TASK – Repeat, exactly and completely, the entries shown underneath.

------

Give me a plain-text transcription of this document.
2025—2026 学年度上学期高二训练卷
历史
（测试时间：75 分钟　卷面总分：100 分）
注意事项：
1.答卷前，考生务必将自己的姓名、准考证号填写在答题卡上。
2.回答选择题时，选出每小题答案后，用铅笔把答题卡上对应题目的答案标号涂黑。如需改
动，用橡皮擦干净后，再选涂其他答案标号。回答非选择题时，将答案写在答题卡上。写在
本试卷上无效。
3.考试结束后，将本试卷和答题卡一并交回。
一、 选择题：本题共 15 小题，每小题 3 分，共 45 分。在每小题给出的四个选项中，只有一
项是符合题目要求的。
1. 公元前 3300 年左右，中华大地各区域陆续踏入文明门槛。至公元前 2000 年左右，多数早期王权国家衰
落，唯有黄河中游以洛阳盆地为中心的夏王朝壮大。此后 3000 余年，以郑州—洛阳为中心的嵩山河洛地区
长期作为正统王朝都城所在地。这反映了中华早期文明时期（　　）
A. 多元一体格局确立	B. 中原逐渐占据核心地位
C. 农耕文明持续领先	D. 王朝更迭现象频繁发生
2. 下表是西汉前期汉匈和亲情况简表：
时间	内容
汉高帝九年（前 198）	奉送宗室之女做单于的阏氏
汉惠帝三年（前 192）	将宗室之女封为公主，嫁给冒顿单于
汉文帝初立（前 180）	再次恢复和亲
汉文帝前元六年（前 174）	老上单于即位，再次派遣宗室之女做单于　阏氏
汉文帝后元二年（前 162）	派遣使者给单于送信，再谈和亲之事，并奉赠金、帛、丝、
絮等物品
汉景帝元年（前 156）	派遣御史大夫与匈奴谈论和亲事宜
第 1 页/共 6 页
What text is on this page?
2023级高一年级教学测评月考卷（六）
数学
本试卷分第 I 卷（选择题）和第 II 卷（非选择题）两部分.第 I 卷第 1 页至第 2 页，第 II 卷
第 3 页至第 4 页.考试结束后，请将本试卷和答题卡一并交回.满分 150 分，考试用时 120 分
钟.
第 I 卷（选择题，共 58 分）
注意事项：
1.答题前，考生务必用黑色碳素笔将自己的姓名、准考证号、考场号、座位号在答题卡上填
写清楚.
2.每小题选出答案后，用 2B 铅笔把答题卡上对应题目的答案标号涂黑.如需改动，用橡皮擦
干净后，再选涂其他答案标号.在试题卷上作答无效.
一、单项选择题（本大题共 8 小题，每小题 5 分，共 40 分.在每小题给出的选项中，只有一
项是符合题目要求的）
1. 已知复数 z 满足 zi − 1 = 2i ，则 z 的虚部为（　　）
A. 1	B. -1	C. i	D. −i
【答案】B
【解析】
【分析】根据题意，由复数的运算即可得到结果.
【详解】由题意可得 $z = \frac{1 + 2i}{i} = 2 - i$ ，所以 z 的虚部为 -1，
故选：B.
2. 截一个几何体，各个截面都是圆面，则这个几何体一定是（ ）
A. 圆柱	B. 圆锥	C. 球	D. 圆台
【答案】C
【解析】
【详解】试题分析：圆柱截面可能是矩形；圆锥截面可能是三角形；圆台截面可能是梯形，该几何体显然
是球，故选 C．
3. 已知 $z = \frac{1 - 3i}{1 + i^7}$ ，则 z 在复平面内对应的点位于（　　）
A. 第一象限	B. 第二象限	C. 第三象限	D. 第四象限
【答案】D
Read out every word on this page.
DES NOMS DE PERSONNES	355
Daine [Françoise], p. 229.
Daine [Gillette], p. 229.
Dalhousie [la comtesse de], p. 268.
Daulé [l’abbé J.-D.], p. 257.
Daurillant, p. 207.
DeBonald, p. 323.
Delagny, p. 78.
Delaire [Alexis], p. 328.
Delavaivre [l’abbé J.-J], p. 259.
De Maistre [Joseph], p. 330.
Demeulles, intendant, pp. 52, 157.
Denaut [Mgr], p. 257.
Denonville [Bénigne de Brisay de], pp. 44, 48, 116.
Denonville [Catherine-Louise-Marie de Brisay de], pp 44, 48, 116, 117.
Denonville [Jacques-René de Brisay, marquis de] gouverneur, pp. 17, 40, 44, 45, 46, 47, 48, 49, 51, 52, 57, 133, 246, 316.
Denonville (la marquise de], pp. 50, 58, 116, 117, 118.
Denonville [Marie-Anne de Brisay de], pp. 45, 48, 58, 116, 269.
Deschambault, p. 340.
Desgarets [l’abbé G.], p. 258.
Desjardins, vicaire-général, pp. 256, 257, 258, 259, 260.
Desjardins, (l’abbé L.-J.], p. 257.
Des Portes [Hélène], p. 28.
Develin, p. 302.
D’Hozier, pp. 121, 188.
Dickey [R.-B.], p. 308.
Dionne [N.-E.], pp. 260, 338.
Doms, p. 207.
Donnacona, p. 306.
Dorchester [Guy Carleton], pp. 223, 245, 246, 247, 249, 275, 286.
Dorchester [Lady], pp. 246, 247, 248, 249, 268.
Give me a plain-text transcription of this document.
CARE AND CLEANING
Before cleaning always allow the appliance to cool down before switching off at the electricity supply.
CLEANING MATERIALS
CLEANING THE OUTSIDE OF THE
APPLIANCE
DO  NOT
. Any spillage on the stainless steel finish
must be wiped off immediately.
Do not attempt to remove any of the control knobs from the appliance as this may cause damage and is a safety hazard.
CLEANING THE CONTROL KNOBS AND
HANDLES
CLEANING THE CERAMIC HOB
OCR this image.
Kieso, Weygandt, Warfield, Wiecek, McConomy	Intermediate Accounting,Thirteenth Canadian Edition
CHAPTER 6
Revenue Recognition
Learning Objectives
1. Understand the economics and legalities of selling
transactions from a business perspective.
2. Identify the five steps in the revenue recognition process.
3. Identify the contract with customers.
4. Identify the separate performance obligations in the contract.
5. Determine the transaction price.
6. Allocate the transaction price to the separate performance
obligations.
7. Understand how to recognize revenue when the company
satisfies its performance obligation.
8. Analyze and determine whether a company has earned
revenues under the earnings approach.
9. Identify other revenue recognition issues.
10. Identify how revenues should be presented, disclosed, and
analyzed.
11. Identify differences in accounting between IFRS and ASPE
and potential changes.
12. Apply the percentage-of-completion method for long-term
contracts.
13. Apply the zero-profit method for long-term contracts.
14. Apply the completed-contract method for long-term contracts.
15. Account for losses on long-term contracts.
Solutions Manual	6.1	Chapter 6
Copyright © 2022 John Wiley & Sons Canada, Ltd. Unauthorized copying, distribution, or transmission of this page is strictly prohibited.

------

OUTPUT –
Give me a plain-text transcription of this document.
2025—2026 学年度上学期高二训练卷
历史
（测试时间：75 分钟　卷面总分：100 分）
注意事项：
1.答卷前，考生务必将自己的姓名、准考证号填写在答题卡上。
2.回答选择题时，选出每小题答案后，用铅笔把答题卡上对应题目的答案标号涂黑。如需改
动，用橡皮擦干净后，再选涂其他答案标号。回答非选择题时，将答案写在答题卡上。写在
本试卷上无效。
3.考试结束后，将本试卷和答题卡一并交回。
一、 选择题：本题共 15 小题，每小题 3 分，共 45 分。在每小题给出的四个选项中，只有一
项是符合题目要求的。
1. 公元前 3300 年左右，中华大地各区域陆续踏入文明门槛。至公元前 2000 年左右，多数早期王权国家衰
落，唯有黄河中游以洛阳盆地为中心的夏王朝壮大。此后 3000 余年，以郑州—洛阳为中心的嵩山河洛地区
长期作为正统王朝都城所在地。这反映了中华早期文明时期（　　）
A. 多元一体格局确立	B. 中原逐渐占据核心地位
C. 农耕文明持续领先	D. 王朝更迭现象频繁发生
2. 下表是西汉前期汉匈和亲情况简表：
时间	内容
汉高帝九年（前 198）	奉送宗室之女做单于的阏氏
汉惠帝三年（前 192）	将宗室之女封为公主，嫁给冒顿单于
汉文帝初立（前 180）	再次恢复和亲
汉文帝前元六年（前 174）	老上单于即位，再次派遣宗室之女做单于　阏氏
汉文帝后元二年（前 162）	派遣使者给单于送信，再谈和亲之事，并奉赠金、帛、丝、
絮等物品
汉景帝元年（前 156）	派遣御史大夫与匈奴谈论和亲事宜
第 1 页/共 6 页
What text is on this page?
2023级高一年级教学测评月考卷（六）
数学
本试卷分第 I 卷（选择题）和第 II 卷（非选择题）两部分.第 I 卷第 1 页至第 2 页，第 II 卷
第 3 页至第 4 页.考试结束后，请将本试卷和答题卡一并交回.满分 150 分，考试用时 120 分
钟.
第 I 卷（选择题，共 58 分）
注意事项：
1.答题前，考生务必用黑色碳素笔将自己的姓名、准考证号、考场号、座位号在答题卡上填
写清楚.
2.每小题选出答案后，用 2B 铅笔把答题卡上对应题目的答案标号涂黑.如需改动，用橡皮擦
干净后，再选涂其他答案标号.在试题卷上作答无效.
一、单项选择题（本大题共 8 小题，每小题 5 分，共 40 分.在每小题给出的选项中，只有一
项是符合题目要求的）
1. 已知复数 z 满足 zi − 1 = 2i ，则 z 的虚部为（　　）
A. 1	B. -1	C. i	D. −i
【答案】B
【解析】
【分析】根据题意，由复数的运算即可得到结果.
【详解】由题意可得 $z = \frac{1 + 2i}{i} = 2 - i$ ，所以 z 的虚部为 -1，
故选：B.
2. 截一个几何体，各个截面都是圆面，则这个几何体一定是（ ）
A. 圆柱	B. 圆锥	C. 球	D. 圆台
【答案】C
【解析】
【详解】试题分析：圆柱截面可能是矩形；圆锥截面可能是三角形；圆台截面可能是梯形，该几何体显然
是球，故选 C．
3. 已知 $z = \frac{1 - 3i}{1 + i^7}$ ，则 z 在复平面内对应的点位于（　　）
A. 第一象限	B. 第二象限	C. 第三象限	D. 第四象限
【答案】D
Read out every word on this page.
DES NOMS DE PERSONNES	355
Daine [Françoise], p. 229.
Daine [Gillette], p. 229.
Dalhousie [la comtesse de], p. 268.
Daulé [l’abbé J.-D.], p. 257.
Daurillant, p. 207.
DeBonald, p. 323.
Delagny, p. 78.
Delaire [Alexis], p. 328.
Delavaivre [l’abbé J.-J], p. 259.
De Maistre [Joseph], p. 330.
Demeulles, intendant, pp. 52, 157.
Denaut [Mgr], p. 257.
Denonville [Bénigne de Brisay de], pp. 44, 48, 116.
Denonville [Catherine-Louise-Marie de Brisay de], pp 44, 48, 116, 117.
Denonville [Jacques-René de Brisay, marquis de] gouverneur, pp. 17, 40, 44, 45, 46, 47, 48, 49, 51, 52, 57, 133, 246, 316.
Denonville (la marquise de], pp. 50, 58, 116, 117, 118.
Denonville [Marie-Anne de Brisay de], pp. 45, 48, 58, 116, 269.
Deschambault, p. 340.
Desgarets [l’abbé G.], p. 258.
Desjardins, vicaire-général, pp. 256, 257, 258, 259, 260.
Desjardins, (l’abbé L.-J.], p. 257.
Des Portes [Hélène], p. 28.
Develin, p. 302.
D’Hozier, pp. 121, 188.
Dickey [R.-B.], p. 308.
Dionne [N.-E.], pp. 260, 338.
Doms, p. 207.
Donnacona, p. 306.
Dorchester [Guy Carleton], pp. 223, 245, 246, 247, 249, 275, 286.
Dorchester [Lady], pp. 246, 247, 248, 249, 268.
Give me a plain-text transcription of this document.
CARE AND CLEANING
Before cleaning always allow the appliance to cool down before switching off at the electricity supply.
CLEANING MATERIALS
CLEANING THE OUTSIDE OF THE
APPLIANCE
DO  NOT
. Any spillage on the stainless steel finish
must be wiped off immediately.
Do not attempt to remove any of the control knobs from the appliance as this may cause damage and is a safety hazard.
CLEANING THE CONTROL KNOBS AND
HANDLES
CLEANING THE CERAMIC HOB
OCR this image.
Kieso, Weygandt, Warfield, Wiecek, McConomy	Intermediate Accounting,Thirteenth Canadian Edition
CHAPTER 6
Revenue Recognition
Learning Objectives
1. Understand the economics and legalities of selling
transactions from a business perspective.
2. Identify the five steps in the revenue recognition process.
3. Identify the contract with customers.
4. Identify the separate performance obligations in the contract.
5. Determine the transaction price.
6. Allocate the transaction price to the separate performance
obligations.
7. Understand how to recognize revenue when the company
satisfies its performance obligation.
8. Analyze and determine whether a company has earned
revenues under the earnings approach.
9. Identify other revenue recognition issues.
10. Identify how revenues should be presented, disclosed, and
analyzed.
11. Identify differences in accounting between IFRS and ASPE
and potential changes.
12. Apply the percentage-of-completion method for long-term
contracts.
13. Apply the zero-profit method for long-term contracts.
14. Apply the completed-contract method for long-term contracts.
15. Account for losses on long-term contracts.
Solutions Manual	6.1	Chapter 6
Copyright © 2022 John Wiley & Sons Canada, Ltd. Unauthorized copying, distribution, or transmission of this page is strictly prohibited.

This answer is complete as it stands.